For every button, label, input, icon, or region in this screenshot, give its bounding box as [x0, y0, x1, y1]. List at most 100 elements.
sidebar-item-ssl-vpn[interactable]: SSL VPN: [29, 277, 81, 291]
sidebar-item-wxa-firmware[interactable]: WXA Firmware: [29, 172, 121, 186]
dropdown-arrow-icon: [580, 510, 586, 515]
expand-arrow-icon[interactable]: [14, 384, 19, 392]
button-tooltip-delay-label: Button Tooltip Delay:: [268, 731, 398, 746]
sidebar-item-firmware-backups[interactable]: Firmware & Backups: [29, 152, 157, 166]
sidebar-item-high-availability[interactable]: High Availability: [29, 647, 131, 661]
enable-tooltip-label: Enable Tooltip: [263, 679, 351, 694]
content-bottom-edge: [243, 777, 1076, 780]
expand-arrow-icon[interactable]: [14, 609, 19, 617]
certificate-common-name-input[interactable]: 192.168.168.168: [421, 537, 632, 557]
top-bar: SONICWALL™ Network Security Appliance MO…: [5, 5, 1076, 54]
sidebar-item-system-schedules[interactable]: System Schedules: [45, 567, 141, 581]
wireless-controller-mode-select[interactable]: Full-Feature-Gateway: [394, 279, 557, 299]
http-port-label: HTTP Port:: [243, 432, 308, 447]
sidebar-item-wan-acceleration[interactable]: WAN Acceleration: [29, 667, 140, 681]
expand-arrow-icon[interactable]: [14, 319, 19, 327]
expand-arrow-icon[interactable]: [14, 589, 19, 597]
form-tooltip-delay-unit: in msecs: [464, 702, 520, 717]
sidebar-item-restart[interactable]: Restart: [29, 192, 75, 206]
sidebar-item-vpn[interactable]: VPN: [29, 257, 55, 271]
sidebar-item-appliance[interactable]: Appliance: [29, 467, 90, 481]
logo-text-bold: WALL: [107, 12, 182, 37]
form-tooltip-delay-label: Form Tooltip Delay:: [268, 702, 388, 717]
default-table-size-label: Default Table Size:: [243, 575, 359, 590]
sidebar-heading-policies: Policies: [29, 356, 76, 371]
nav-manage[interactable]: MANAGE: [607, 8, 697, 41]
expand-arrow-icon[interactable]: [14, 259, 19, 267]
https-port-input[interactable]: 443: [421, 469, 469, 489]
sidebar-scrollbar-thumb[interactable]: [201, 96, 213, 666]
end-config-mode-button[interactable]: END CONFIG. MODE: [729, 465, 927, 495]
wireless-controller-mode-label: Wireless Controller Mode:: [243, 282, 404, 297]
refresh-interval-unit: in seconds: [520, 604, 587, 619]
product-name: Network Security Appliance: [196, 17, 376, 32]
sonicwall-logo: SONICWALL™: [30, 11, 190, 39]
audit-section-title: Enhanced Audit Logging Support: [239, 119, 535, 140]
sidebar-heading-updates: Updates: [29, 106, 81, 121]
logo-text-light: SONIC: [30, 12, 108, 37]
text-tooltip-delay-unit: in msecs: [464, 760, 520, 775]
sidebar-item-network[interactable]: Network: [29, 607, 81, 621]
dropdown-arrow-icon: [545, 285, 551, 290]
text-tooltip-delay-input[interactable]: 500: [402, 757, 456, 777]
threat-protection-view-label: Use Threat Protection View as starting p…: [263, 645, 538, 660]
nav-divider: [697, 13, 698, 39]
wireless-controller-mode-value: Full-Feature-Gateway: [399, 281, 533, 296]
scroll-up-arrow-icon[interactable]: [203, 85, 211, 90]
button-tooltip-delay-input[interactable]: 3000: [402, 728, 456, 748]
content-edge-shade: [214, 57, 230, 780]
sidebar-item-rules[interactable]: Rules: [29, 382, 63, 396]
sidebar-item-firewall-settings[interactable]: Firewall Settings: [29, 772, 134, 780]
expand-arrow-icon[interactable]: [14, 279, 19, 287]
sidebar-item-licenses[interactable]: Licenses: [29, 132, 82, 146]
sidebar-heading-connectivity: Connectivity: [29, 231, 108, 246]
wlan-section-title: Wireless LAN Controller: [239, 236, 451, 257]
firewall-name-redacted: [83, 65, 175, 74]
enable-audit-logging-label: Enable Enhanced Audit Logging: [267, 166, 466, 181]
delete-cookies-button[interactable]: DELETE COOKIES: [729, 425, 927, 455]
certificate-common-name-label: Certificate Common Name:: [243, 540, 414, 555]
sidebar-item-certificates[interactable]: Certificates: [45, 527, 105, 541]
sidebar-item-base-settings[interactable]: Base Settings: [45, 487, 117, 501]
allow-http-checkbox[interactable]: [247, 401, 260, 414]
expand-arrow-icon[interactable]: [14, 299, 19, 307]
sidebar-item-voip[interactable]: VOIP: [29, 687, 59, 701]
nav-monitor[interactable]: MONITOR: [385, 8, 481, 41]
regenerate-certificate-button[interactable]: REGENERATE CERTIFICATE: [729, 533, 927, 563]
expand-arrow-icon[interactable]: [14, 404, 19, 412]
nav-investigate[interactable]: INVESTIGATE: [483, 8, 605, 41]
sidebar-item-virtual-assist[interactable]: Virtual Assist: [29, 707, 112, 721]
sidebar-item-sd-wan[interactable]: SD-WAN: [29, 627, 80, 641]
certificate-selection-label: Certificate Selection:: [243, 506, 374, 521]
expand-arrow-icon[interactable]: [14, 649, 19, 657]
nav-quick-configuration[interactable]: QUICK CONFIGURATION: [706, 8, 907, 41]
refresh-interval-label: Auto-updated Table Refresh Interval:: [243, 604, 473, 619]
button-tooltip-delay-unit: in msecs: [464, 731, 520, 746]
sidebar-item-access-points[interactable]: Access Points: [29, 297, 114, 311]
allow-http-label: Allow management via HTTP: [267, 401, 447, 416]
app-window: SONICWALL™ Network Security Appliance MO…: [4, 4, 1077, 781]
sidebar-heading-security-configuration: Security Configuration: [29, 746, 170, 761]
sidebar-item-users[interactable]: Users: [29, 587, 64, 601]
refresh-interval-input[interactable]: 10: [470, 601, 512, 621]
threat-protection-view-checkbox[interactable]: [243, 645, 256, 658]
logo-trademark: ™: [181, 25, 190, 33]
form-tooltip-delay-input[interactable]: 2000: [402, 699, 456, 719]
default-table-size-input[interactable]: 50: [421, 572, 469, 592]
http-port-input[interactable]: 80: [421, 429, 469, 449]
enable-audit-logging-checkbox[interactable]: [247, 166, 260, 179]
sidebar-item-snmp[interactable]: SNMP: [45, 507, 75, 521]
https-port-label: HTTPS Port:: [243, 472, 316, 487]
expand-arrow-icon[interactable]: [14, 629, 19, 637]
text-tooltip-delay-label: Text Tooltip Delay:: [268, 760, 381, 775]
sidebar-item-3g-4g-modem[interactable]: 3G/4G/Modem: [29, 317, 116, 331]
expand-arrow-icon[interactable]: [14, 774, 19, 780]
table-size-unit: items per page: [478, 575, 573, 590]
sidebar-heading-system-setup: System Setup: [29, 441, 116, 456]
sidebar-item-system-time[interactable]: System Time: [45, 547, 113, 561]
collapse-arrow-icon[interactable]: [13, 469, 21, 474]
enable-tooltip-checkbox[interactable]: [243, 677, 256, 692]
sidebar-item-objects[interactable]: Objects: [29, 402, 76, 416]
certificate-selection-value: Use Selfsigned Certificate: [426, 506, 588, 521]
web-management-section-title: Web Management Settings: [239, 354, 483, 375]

☆ ☆ ☆ ☆ ☆

How many lines of the records above contain the string "Settings"? Reply with the number alone.

# [REPLY TO THE EXERCISE]
3